[Recorded data]
--- START ---

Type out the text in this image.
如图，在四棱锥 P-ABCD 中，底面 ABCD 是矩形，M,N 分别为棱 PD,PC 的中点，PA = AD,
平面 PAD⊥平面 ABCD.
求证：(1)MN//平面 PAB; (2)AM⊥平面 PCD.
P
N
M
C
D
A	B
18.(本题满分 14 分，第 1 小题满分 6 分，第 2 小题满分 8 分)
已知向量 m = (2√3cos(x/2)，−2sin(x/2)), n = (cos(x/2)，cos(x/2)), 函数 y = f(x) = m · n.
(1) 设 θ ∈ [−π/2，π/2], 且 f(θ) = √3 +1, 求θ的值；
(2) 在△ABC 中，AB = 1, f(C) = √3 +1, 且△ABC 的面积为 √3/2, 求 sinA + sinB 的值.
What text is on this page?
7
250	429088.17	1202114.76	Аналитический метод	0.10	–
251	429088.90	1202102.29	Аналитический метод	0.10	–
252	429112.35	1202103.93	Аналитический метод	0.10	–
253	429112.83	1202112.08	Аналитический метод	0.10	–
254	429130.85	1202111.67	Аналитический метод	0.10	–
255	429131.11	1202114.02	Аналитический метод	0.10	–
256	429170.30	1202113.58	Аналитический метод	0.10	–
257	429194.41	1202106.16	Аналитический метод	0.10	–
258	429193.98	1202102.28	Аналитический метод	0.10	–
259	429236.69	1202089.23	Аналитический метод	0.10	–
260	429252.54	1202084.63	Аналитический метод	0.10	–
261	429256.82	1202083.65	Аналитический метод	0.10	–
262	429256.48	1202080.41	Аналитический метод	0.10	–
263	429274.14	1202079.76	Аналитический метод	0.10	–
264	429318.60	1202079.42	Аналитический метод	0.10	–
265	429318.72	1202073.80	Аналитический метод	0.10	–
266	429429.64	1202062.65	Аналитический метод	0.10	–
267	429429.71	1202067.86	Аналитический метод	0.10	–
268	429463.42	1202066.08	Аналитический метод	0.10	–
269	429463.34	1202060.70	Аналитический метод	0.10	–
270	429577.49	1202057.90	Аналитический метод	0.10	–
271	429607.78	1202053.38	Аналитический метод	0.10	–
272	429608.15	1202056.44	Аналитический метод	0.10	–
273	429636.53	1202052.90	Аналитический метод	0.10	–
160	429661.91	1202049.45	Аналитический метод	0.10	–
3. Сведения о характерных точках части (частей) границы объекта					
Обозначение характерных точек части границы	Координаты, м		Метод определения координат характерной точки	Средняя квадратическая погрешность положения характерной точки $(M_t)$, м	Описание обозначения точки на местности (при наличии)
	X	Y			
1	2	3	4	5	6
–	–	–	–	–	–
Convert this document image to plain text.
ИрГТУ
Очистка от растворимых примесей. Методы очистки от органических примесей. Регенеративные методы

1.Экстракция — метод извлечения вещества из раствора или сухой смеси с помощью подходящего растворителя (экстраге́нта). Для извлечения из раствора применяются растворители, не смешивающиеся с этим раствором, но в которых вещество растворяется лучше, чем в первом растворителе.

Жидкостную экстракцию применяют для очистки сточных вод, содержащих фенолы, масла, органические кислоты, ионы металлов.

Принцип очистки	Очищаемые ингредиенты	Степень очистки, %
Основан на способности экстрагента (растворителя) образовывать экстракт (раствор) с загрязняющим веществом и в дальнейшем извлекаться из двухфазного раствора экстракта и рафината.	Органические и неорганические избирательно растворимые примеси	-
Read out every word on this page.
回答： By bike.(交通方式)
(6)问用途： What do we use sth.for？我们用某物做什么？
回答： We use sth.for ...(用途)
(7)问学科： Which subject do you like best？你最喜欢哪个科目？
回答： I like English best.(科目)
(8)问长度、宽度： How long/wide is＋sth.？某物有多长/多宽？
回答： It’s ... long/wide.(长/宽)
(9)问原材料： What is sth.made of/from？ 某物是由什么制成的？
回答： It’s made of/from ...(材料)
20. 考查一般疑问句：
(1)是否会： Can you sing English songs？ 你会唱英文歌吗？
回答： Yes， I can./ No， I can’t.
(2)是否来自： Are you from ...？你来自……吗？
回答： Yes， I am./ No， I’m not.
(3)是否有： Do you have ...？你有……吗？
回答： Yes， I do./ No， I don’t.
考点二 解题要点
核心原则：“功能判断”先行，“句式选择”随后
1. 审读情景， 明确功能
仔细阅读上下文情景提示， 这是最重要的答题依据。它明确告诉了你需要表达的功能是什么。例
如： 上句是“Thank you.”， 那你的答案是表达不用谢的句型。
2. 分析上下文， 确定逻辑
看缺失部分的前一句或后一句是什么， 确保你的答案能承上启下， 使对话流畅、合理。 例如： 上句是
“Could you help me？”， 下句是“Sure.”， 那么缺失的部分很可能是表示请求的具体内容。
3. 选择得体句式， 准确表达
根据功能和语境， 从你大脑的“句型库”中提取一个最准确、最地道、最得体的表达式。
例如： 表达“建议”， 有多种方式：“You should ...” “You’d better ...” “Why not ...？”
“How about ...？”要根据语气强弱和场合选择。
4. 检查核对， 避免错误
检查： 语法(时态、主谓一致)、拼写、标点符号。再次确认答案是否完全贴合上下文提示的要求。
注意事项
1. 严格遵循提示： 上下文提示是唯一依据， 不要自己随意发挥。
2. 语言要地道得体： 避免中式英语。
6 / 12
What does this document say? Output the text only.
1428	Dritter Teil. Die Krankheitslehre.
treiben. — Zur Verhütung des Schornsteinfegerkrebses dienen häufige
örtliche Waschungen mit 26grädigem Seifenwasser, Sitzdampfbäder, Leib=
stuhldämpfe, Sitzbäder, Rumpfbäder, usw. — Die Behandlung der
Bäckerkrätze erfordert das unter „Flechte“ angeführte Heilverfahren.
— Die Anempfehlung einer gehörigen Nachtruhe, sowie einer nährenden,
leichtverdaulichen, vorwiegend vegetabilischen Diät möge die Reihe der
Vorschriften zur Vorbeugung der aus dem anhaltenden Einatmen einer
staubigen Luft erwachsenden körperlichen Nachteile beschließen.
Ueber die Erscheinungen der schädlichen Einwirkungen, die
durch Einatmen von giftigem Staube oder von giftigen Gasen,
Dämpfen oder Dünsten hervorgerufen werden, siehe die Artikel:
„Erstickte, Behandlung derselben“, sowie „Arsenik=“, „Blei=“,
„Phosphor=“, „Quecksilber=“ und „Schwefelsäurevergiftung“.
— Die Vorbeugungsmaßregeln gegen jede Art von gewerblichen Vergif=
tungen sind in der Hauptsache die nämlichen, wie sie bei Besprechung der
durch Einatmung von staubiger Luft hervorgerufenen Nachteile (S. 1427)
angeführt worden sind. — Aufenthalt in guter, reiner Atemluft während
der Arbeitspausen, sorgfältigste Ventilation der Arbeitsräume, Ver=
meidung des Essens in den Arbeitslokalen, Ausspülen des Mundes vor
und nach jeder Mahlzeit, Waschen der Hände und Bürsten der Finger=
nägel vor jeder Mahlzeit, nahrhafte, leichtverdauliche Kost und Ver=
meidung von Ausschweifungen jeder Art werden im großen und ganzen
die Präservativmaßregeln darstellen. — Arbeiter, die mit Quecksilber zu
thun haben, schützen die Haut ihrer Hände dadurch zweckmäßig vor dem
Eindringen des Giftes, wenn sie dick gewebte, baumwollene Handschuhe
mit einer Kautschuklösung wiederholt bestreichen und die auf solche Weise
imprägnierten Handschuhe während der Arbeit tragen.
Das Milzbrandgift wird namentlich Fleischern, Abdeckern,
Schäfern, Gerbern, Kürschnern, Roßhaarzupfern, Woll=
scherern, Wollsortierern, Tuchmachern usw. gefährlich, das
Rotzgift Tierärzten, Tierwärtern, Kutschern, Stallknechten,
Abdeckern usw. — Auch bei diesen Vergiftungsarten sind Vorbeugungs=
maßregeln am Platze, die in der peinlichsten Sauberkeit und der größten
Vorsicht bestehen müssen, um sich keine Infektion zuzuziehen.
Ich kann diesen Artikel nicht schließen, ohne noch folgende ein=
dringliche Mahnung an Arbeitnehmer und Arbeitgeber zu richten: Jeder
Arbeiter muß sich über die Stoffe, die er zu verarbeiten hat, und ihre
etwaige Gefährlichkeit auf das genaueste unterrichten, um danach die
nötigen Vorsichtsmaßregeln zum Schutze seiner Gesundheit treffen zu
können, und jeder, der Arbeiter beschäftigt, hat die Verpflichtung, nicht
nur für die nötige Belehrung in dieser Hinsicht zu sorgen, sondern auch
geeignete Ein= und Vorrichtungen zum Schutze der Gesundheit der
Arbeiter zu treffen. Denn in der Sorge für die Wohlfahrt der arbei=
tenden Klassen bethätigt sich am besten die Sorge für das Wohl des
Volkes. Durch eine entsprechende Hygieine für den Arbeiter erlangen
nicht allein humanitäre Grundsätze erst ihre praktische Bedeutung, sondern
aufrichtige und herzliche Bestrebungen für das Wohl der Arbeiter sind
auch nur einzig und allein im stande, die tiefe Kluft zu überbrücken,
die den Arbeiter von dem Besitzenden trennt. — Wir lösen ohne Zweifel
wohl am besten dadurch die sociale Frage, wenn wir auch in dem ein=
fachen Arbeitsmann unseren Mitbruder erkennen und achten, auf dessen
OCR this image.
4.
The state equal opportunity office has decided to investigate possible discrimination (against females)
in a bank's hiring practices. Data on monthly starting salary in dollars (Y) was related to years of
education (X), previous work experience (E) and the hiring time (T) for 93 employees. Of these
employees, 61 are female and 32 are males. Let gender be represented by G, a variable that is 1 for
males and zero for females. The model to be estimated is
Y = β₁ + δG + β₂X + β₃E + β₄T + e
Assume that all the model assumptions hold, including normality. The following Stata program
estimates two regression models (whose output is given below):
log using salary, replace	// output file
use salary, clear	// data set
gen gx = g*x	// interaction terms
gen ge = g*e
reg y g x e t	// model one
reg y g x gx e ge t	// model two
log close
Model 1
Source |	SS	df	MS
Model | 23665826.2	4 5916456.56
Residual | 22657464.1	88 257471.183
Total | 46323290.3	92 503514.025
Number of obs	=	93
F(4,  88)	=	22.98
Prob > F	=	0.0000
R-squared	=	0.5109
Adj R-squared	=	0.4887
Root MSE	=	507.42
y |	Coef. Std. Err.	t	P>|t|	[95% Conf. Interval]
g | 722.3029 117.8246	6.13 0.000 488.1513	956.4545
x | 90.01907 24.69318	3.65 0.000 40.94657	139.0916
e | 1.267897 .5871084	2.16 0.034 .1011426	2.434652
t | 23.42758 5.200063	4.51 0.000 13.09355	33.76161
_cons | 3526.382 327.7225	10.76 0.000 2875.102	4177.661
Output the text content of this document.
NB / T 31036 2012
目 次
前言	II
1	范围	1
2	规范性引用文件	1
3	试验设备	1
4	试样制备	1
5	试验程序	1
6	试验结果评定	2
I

--- END ---

◆ **Directions for this task**
Begin at the line containing "OCR this image." and reproduce each line through the end of the records above.

◆ **Result of the task**
OCR this image.
4.
The state equal opportunity office has decided to investigate possible discrimination (against females)
in a bank's hiring practices. Data on monthly starting salary in dollars (Y) was related to years of
education (X), previous work experience (E) and the hiring time (T) for 93 employees. Of these
employees, 61 are female and 32 are males. Let gender be represented by G, a variable that is 1 for
males and zero for females. The model to be estimated is
Y = β₁ + δG + β₂X + β₃E + β₄T + e
Assume that all the model assumptions hold, including normality. The following Stata program
estimates two regression models (whose output is given below):
log using salary, replace	// output file
use salary, clear	// data set
gen gx = g*x	// interaction terms
gen ge = g*e
reg y g x e t	// model one
reg y g x gx e ge t	// model two
log close
Model 1
Source |	SS	df	MS
Model | 23665826.2	4 5916456.56
Residual | 22657464.1	88 257471.183
Total | 46323290.3	92 503514.025
Number of obs	=	93
F(4,  88)	=	22.98
Prob > F	=	0.0000
R-squared	=	0.5109
Adj R-squared	=	0.4887
Root MSE	=	507.42
y |	Coef. Std. Err.	t	P>|t|	[95% Conf. Interval]
g | 722.3029 117.8246	6.13 0.000 488.1513	956.4545
x | 90.01907 24.69318	3.65 0.000 40.94657	139.0916
e | 1.267897 .5871084	2.16 0.034 .1011426	2.434652
t | 23.42758 5.200063	4.51 0.000 13.09355	33.76161
_cons | 3526.382 327.7225	10.76 0.000 2875.102	4177.661
Output the text content of this document.
NB / T 31036 2012
目 次
前言	II
1	范围	1
2	规范性引用文件	1
3	试验设备	1
4	试样制备	1
5	试验程序	1
6	试验结果评定	2
I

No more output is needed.